Tuesday, February 5, 2008

Consumers won't work for Web3.0 & Personalization

Josh Catone keyed a great post today on ReadWriteWeb titledWeb3.0 & the concept of personalization. But.....as the semantic web comes with many promises I *do not* think consumers will work to make any machine or system smarter while waiting for the said benefits of Web3.0. As attention spans shrink, and patience becomes an endangered virtue, consumers will want recommendations, personalization and time savings immediately. They won't work for it. And at the center of it all is figuring out what people like and don't like. Combing the social graph may turn up likely connections but somewhere you need an indication of intent - "I like it" or "I don't."

In our small corner of the world at Outbrain, we are applying some of these concepts to enable true personalization and discovery of blog posts and article type content. We are using the act of rating as the indicator to gauge someone's feelings about a blog post/article. Then, we look at groups of like minded raters to determine what other blog posts/articles would be relevant, and useful to each reader on an individual basis.

(Stored data entries)
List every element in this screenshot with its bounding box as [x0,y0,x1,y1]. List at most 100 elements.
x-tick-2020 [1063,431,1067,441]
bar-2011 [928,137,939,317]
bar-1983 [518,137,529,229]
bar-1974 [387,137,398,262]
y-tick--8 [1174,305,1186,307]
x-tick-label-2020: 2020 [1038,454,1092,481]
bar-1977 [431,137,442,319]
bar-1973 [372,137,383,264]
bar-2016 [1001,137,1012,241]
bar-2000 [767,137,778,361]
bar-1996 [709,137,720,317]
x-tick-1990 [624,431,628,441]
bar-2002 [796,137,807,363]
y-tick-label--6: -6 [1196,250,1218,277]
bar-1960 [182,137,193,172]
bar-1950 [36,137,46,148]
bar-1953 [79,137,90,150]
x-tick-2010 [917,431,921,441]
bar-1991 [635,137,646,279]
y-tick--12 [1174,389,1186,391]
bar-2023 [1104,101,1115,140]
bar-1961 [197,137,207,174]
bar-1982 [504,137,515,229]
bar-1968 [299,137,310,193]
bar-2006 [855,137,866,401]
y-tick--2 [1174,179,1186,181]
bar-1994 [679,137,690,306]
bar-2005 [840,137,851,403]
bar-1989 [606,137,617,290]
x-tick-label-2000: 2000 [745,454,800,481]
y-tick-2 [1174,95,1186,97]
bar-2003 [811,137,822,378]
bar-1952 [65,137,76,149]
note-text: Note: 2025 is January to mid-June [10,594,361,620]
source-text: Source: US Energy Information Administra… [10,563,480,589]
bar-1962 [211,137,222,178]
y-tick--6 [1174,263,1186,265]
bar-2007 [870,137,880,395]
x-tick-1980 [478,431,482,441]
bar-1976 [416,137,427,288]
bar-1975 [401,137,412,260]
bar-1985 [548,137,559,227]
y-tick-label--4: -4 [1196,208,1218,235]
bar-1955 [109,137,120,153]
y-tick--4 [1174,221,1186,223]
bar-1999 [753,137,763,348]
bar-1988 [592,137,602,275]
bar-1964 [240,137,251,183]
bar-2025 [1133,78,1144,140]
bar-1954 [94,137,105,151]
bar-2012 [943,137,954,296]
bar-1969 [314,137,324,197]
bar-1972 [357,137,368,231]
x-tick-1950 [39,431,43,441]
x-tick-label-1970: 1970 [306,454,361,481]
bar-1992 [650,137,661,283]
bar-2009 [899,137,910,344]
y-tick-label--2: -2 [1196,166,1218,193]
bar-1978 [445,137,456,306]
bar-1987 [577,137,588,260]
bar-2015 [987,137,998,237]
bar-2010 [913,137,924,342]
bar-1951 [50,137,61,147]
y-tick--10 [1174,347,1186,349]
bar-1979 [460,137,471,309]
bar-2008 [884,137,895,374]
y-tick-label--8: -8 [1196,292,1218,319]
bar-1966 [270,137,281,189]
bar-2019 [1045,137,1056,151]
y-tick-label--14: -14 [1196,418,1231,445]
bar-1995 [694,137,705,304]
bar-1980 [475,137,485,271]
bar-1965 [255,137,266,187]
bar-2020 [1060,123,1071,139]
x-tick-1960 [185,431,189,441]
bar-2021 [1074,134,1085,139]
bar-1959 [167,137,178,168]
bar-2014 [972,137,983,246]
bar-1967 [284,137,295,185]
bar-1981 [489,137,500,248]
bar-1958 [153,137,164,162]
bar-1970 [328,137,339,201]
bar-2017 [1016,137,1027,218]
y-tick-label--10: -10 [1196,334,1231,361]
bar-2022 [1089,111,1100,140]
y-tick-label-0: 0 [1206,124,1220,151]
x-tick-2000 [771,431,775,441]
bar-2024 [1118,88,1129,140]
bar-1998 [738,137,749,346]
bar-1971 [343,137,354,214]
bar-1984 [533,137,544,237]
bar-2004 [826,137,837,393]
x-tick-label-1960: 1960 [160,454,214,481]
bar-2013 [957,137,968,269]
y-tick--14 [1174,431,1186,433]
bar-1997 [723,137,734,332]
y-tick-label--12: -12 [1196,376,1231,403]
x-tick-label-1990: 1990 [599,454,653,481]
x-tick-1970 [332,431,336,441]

### What you are asked to do
Write the next part of the blog post above on consumers, Web3.0, and personalization, picking up after its final sentence.

### Exercise output
Jemima Kiss (cool name - glad I have it right - Josh you may want to have a look here) over at the Guardian sparked this blog trail and her point of how Last.FM "scrobbles" everyone's listening habits to become smart is key. Last.FM scrobbles listening habits and we scrobble ratings. Last.FM uses intelligence from social indicators to enable music discovery and we do the same to suggest, targeted reading recommendations for our users. This takes much of the burden off the user and is essential for those of us "recommenders" shaping Web3.0.